### Brief
Collect each line of the records containing the string "Puzzle".

[START Source material]

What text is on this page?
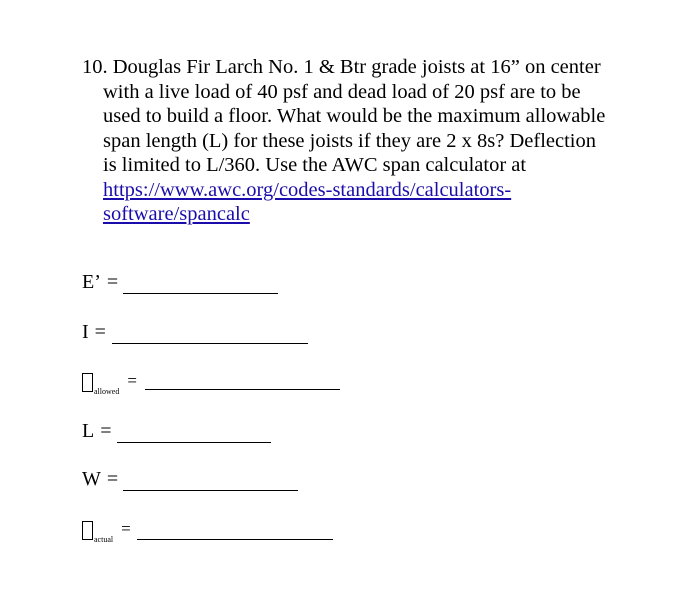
10. Douglas Fir Larch No. 1 & Btr grade joists at 16” on center
with a live load of 40 psf and dead load of 20 psf are to be
used to build a floor. What would be the maximum allowable
span length (L) for these joists if they are 2 x 8s? Deflection
is limited to L/360. Use the AWC span calculator at
https://www.awc.org/codes-standards/calculators-
software/spancalc
E’ =
I =
$_{allowed}$=
L =
W =
$_{actual}$=
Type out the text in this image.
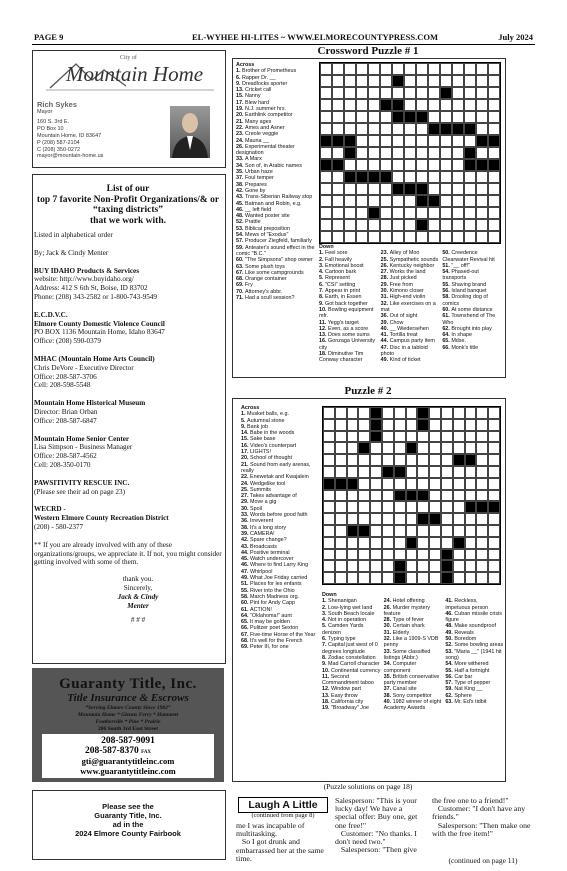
PAGE 9	EL-WYHEE HI-LITES ~ WWW.ELMORECOUNTYPRESS.COM	July 2024
City of
Mountain Home
Rich Sykes
Mayor
160 S. 3rd E.
PO Box 10
Mountain Home, ID 83647
P (208) 587-2104
C (208) 350-0272
mayor@mountain-home.us
List of our
top 7 favorite Non-Profit Organizations/& or
“taxing districts”
that we work with.
Listed in alphabetical order
By; Jack & Cindy Menter
BUY IDAHO Products & Services
website: http://www.buyidaho.org/
Address: 412 S 6th St, Boise, ID 83702
Phone: (208) 343-2582 or 1-800-743-9549
E.C.D.V.C.
Elmore County Domestic Violence Council
PO BOX 1136 Mountain Home, Idaho 83647
Office: (208) 590-0379
MHAC (Mountain Home Arts Council)
Chris DeVore - Executive Director
Office: 208-587-3706
Cell: 208-598-5548
Mountain Home Historical Museum
Director: Brian Orban
Office: 208-587-6847
Mountain Home Senior Center
Lisa Simpson - Business Manager
Office: 208-587-4562
Cell: 208-350-0170
PAWSITIVITY RESCUE INC.
(Please see their ad on page 23)
WECRD -
Western Elmore County Recreation District
(208) - 580-2377
** If you are already involved with any of these organizations/groups, we appreciate it. If not, you might consider getting involved with some of them.
thank you.
Sincerely,
Jack & Cindy
Menter
# # #
Guaranty Title, Inc.
Title Insurance & Escrows
“Serving Elmore County Since 1902”
Mountain Home * Glenns Ferry * Hammett
Featherville * Pine * Prairie
206 South 3rd East Street
208-587-9091
208-587-8370 FAX
gti@guarantytitleinc.com
www.guarantytitleinc.com
Please see the
Guaranty Title, Inc.
ad in the
2024 Elmore County Fairbook
Crossword Puzzle # 1
Across
1. Brother of Prometheus
6. Rapper Dr. __
9. Dreadlocks sporter
13. Cricket call
15. Nanny
17. Blew hard
19. N.J. summer hrs.
20. Earthlink competitor
21. Many ages
22. Ames and Asner
23. Creole veggie
24. Mauna __
26. Experimental theater designation
33. A Marx
34. Son of, in Arabic names
35. Urban haze
37. Foul temper
38. Prepares
42. Gone by
43. Trans-Siberian Railway stop
45. Batman and Robin, e.g.
46. __ left field
48. Wanted poster site
52. Prattle
53. Biblical preposition
54. Mews of "Exodus"
57. Producer Ziegfeld, familiarly
59. Anteater's sound effect in the comic "B.C."
60. "The Simpsons" shop owner
63. Some plush toys
67. Like some campgrounds
68. Orange container
69. Fry
70. Attorney's abbr.
71. Had a scull session?
Down
1. Feel sore
2. Fall heavily
3. Emotional boost
4. Cartoon bark
5. Represent
6. "CSI" setting
7. Appear in print
8. Earth, in Essen
9. Got back together
10. Bowling equipment mfr.
11. Yegg's target
12. Even, as a score
13. Does some sums
16. Gonzaga University city
18. Diminutive Tim Conway character
23. Alley of Moo
25. Sympathetic sounds
26. Kentucky neighbor
27. Works the land
28. Just picked
29. Free from
30. Kimono closer
31. High-end violin
32. Like exercises on a mat
36. Out of sight
39. Chow
40. __ Wiedersehen
41. Tortilla treat
44. Campus party item
47. Disc in a tabloid photo
49. Kind of ticket
50. Creedence Clearwater Revival hit
51. "__ off!"
54. Phased-out transports
55. Shaving brand
56. Island banquet
58. Drooling dog of comics
60. At some distance
61. Townshend of The Who
62. Brought into play
64. In shape
65. Mdse.
66. Monk's title
Puzzle # 2
Across
1. Musket balls, e.g.
5. Autumnal stone
9. Bank job
14. Babe in the woods
15. Sake base
16. Video's counterpart
17. LIGHTS!
20. School of thought
21. Sound from early arenas, really
22. Enewetak and Kwajalein
24. Wedgelike tool
25. Summits
27. Takes advantage of
29. Move a gig
30. Spoil
33. Words before good faith
36. Irreverent
38. It's a long story
39. CAMERA!
42. Spare change?
43. Broadcasts
44. Positive terminal
45. Watch undercover
46. Where to find Larry King
47. Whirlpool
49. What Joe Friday carried
51. Places for les enfants
55. River into the Ohio
58. March Madness org.
60. Pint for Andy Capp
61. ACTION!
64. "Oklahoma!" aunt
65. It may be golden
66. Pulitzer poet Sexton
67. Five-time Horse of the Year
68. It's well for the French
69. Peter III, for one
Down
1. Shenanigan
2. Low-lying wet land
3. South Beach locale
4. Not in operation
5. Camden Yards denizen
6. Typing type
7. Capital just west of 0 degrees longitude
8. Zodiac constellation
9. Mad Carroll character
10. Continental currency
11. Second Commandment taboo
12. Window part
13. Easy throw
18. California city
19. "Broadway" Joe
24. Hotel offering
26. Murder mystery feature
28. Type of fever
30. Certain shark
31. Elderly
32. Like a 1909-S VDB penny
33. Some classified listings (Abbr.)
34. Computer component
35. British conservative party member
37. Canal site
38. Sony competitor
40. 1982 winner of eight Academy Awards
41. Reckless, impetuous person
46. Cuban missile crisis figure
48. Make soundproof
49. Reveals
50. Boredom
52. Some bowling areas
53. "Maria __" (1941 hit song)
54. More withered
55. Half a fortnight
56. Car bar
57. Type of pepper
59. Nat King __
62. Sphere
63. Mr. Ed's tidbit
(Puzzle solutions on page 18)
Laugh A Little
(continued from page 8)
me I was incapable of multitasking.
So I got drunk and embarrassed her at the same time.
Salesperson: "This is your lucky day! We have a special offer: Buy one, get one free!"
Customer: "No thanks. I don't need two."
Salesperson: "Then give
the free one to a friend!"
Customer: "I don't have any friends."
Salesperson: "Then make one with the free item!"
(continued on page 11)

[END Source material]

### Response to this task
Crossword Puzzle # 1
Puzzle # 2
(Puzzle solutions on page 18)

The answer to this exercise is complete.